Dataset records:
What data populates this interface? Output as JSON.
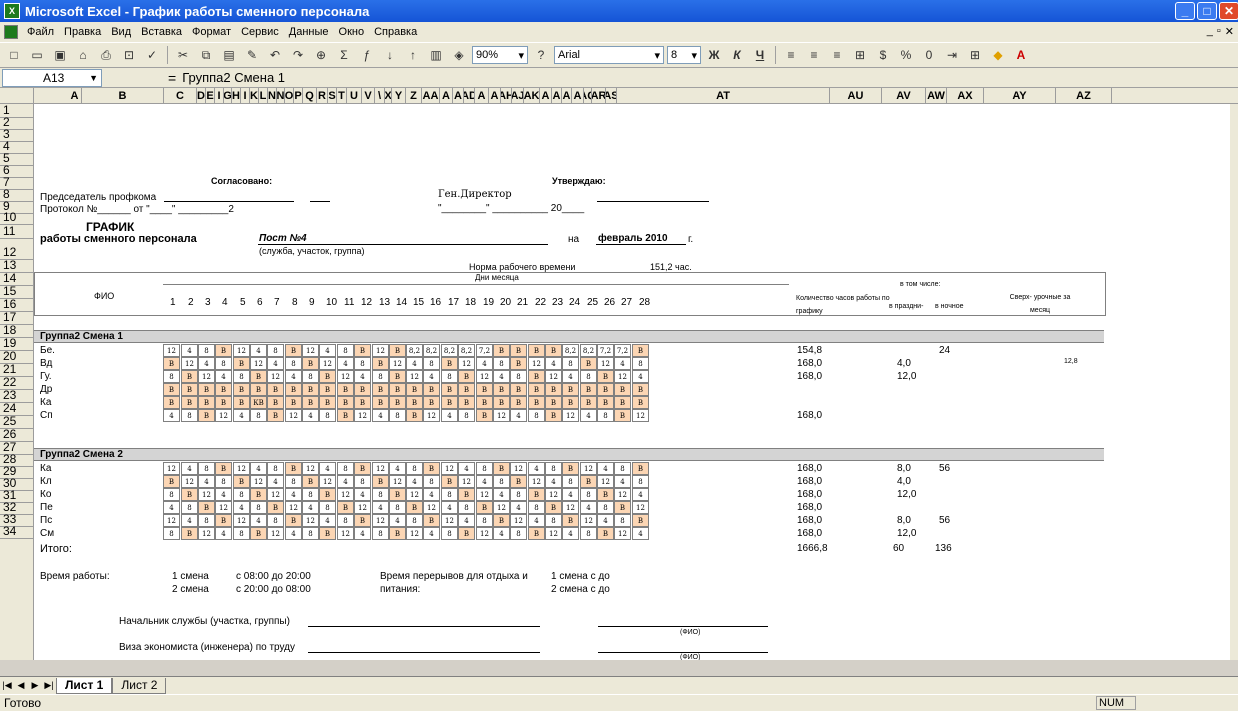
{
  "window": {
    "title": "Microsoft Excel - График работы сменного персонала"
  },
  "menu": [
    "Файл",
    "Правка",
    "Вид",
    "Вставка",
    "Формат",
    "Сервис",
    "Данные",
    "Окно",
    "Справка"
  ],
  "toolbar": {
    "zoom": "90%",
    "font": "Arial",
    "size": "8",
    "bold": "Ж",
    "italic": "К",
    "underline": "Ч"
  },
  "formula": {
    "cell": "A13",
    "content": "Группа2 Смена 1"
  },
  "columns": [
    "A",
    "B",
    "C",
    "D",
    "E",
    "I",
    "G",
    "H",
    "I",
    "K",
    "L",
    "N",
    "N",
    "O",
    "P",
    "Q",
    "R",
    "S",
    "T",
    "U",
    "V",
    "\\",
    "X",
    "Y",
    "Z",
    "AA",
    "A",
    "A",
    "AD",
    "A",
    "A",
    "AH",
    "AJ",
    "AK",
    "A",
    "A",
    "A",
    "A",
    "AQ",
    "AR",
    "AS",
    "AT",
    "AU",
    "AV",
    "AW",
    "AX",
    "AY",
    "AZ"
  ],
  "header": {
    "agreed": "Согласовано:",
    "approve": "Утверждаю:",
    "chairman": "Председатель профкома",
    "director": "Ген.Директор",
    "protocol": "Протокол №______ от \"____\" _________2",
    "date_line": "\"________\" __________ 20____",
    "title": "ГРАФИК",
    "subtitle": "работы  сменного персонала",
    "post": "Пост №4",
    "on": "на",
    "month": "февраль 2010",
    "g": "г.",
    "service": "(служба, участок, группа)",
    "norm_label": "Норма рабочего времени",
    "norm_value": "151,2 час."
  },
  "table": {
    "fio": "ФИО",
    "days_label": "Дни месяца",
    "days": [
      "1",
      "2",
      "3",
      "4",
      "5",
      "6",
      "7",
      "8",
      "9",
      "10",
      "11",
      "12",
      "13",
      "14",
      "15",
      "16",
      "17",
      "18",
      "19",
      "20",
      "21",
      "22",
      "23",
      "24",
      "25",
      "26",
      "27",
      "28"
    ],
    "hours_label": "Количество часов работы по графику",
    "incl_label": "в том числе:",
    "holiday": "в праздни-",
    "night": "в ночное",
    "overtime": "Сверх- урочные за месяц"
  },
  "groups": [
    "Группа2 Смена 1",
    "Группа2 Смена 2"
  ],
  "rows": [
    {
      "n": "14",
      "name": "Бе.",
      "d": [
        "12",
        "4",
        "8",
        "В",
        "12",
        "4",
        "8",
        "В",
        "12",
        "4",
        "8",
        "В",
        "12",
        "В",
        "8,2",
        "8,2",
        "8,2",
        "8,2",
        "7,2",
        "В",
        "В",
        "В",
        "В",
        "8,2",
        "8,2",
        "7,2",
        "7,2",
        "В"
      ],
      "h": "154,8",
      "hol": "",
      "night": "24",
      "ot": ""
    },
    {
      "n": "15",
      "name": "Вд",
      "d": [
        "В",
        "12",
        "4",
        "8",
        "В",
        "12",
        "4",
        "8",
        "В",
        "12",
        "4",
        "8",
        "В",
        "12",
        "4",
        "8",
        "В",
        "12",
        "4",
        "8",
        "В",
        "12",
        "4",
        "8",
        "В",
        "12",
        "4",
        "8"
      ],
      "h": "168,0",
      "hol": "4,0",
      "night": "",
      "ot": "12,8"
    },
    {
      "n": "16",
      "name": "Гу.",
      "d": [
        "8",
        "В",
        "12",
        "4",
        "8",
        "В",
        "12",
        "4",
        "8",
        "В",
        "12",
        "4",
        "8",
        "В",
        "12",
        "4",
        "8",
        "В",
        "12",
        "4",
        "8",
        "В",
        "12",
        "4",
        "8",
        "В",
        "12",
        "4"
      ],
      "h": "168,0",
      "hol": "12,0",
      "night": "",
      "ot": ""
    },
    {
      "n": "17",
      "name": "Др",
      "d": [
        "В",
        "В",
        "В",
        "В",
        "В",
        "В",
        "В",
        "В",
        "В",
        "В",
        "В",
        "В",
        "В",
        "В",
        "В",
        "В",
        "В",
        "В",
        "В",
        "В",
        "В",
        "В",
        "В",
        "В",
        "В",
        "В",
        "В",
        "В"
      ],
      "h": "",
      "hol": "",
      "night": "",
      "ot": ""
    },
    {
      "n": "18",
      "name": "Ка",
      "d": [
        "В",
        "В",
        "В",
        "В",
        "В",
        "КВ",
        "В",
        "В",
        "В",
        "В",
        "В",
        "В",
        "В",
        "В",
        "В",
        "В",
        "В",
        "В",
        "В",
        "В",
        "В",
        "В",
        "В",
        "В",
        "В",
        "В",
        "В",
        "В"
      ],
      "h": "",
      "hol": "",
      "night": "",
      "ot": ""
    },
    {
      "n": "19",
      "name": "Сп",
      "d": [
        "4",
        "8",
        "В",
        "12",
        "4",
        "8",
        "В",
        "12",
        "4",
        "8",
        "В",
        "12",
        "4",
        "8",
        "В",
        "12",
        "4",
        "8",
        "В",
        "12",
        "4",
        "8",
        "В",
        "12",
        "4",
        "8",
        "В",
        "12"
      ],
      "h": "168,0",
      "hol": "",
      "night": "",
      "ot": ""
    },
    {
      "n": "21",
      "name": "Ка",
      "d": [
        "12",
        "4",
        "8",
        "В",
        "12",
        "4",
        "8",
        "В",
        "12",
        "4",
        "8",
        "В",
        "12",
        "4",
        "8",
        "В",
        "12",
        "4",
        "8",
        "В",
        "12",
        "4",
        "8",
        "В",
        "12",
        "4",
        "8",
        "В"
      ],
      "h": "168,0",
      "hol": "8,0",
      "night": "56",
      "ot": ""
    },
    {
      "n": "22",
      "name": "Кл",
      "d": [
        "В",
        "12",
        "4",
        "8",
        "В",
        "12",
        "4",
        "8",
        "В",
        "12",
        "4",
        "8",
        "В",
        "12",
        "4",
        "8",
        "В",
        "12",
        "4",
        "8",
        "В",
        "12",
        "4",
        "8",
        "В",
        "12",
        "4",
        "8"
      ],
      "h": "168,0",
      "hol": "4,0",
      "night": "",
      "ot": ""
    },
    {
      "n": "23",
      "name": "Ко",
      "d": [
        "8",
        "В",
        "12",
        "4",
        "8",
        "В",
        "12",
        "4",
        "8",
        "В",
        "12",
        "4",
        "8",
        "В",
        "12",
        "4",
        "8",
        "В",
        "12",
        "4",
        "8",
        "В",
        "12",
        "4",
        "8",
        "В",
        "12",
        "4"
      ],
      "h": "168,0",
      "hol": "12,0",
      "night": "",
      "ot": ""
    },
    {
      "n": "24",
      "name": "Пе",
      "d": [
        "4",
        "8",
        "В",
        "12",
        "4",
        "8",
        "В",
        "12",
        "4",
        "8",
        "В",
        "12",
        "4",
        "8",
        "В",
        "12",
        "4",
        "8",
        "В",
        "12",
        "4",
        "8",
        "В",
        "12",
        "4",
        "8",
        "В",
        "12"
      ],
      "h": "168,0",
      "hol": "",
      "night": "",
      "ot": ""
    },
    {
      "n": "25",
      "name": "Пс",
      "d": [
        "12",
        "4",
        "8",
        "В",
        "12",
        "4",
        "8",
        "В",
        "12",
        "4",
        "8",
        "В",
        "12",
        "4",
        "8",
        "В",
        "12",
        "4",
        "8",
        "В",
        "12",
        "4",
        "8",
        "В",
        "12",
        "4",
        "8",
        "В"
      ],
      "h": "168,0",
      "hol": "8,0",
      "night": "56",
      "ot": ""
    },
    {
      "n": "26",
      "name": "См",
      "d": [
        "8",
        "В",
        "12",
        "4",
        "8",
        "В",
        "12",
        "4",
        "8",
        "В",
        "12",
        "4",
        "8",
        "В",
        "12",
        "4",
        "8",
        "В",
        "12",
        "4",
        "8",
        "В",
        "12",
        "4",
        "8",
        "В",
        "12",
        "4"
      ],
      "h": "168,0",
      "hol": "12,0",
      "night": "",
      "ot": ""
    }
  ],
  "total": {
    "label": "Итого:",
    "h": "1666,8",
    "hol": "60",
    "night": "136"
  },
  "footer": {
    "work_time": "Время работы:",
    "shift1": "1  смена",
    "shift2": "2  смена",
    "time1": "с 08:00 до 20:00",
    "time2": "с 20:00 до 08:00",
    "break_label": "Время перерывов для отдыха и",
    "meal": "питания:",
    "s1": "1  смена   с  до",
    "s2": "2  смена   с  до",
    "chief": "Начальник службы (участка,  группы)",
    "visa": "Виза экономиста (инженера) по труду",
    "fio1": "(ФИО)",
    "fio2": "(ФИО)"
  },
  "tabs": [
    "Лист 1",
    "Лист 2"
  ],
  "status": {
    "ready": "Готово",
    "num": "NUM"
  },
  "colors": {
    "titlebar": "#1554d6",
    "dayoff": "#fcd6b4",
    "group": "#d4d4d4"
  }
}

**Exercise brief**
Find the word "сменного" in the data and copy out each line where it turns up.

**Finished task**
    "title": "Microsoft Excel - График работы сменного персонала"
    "subtitle": "работы  сменного персонала",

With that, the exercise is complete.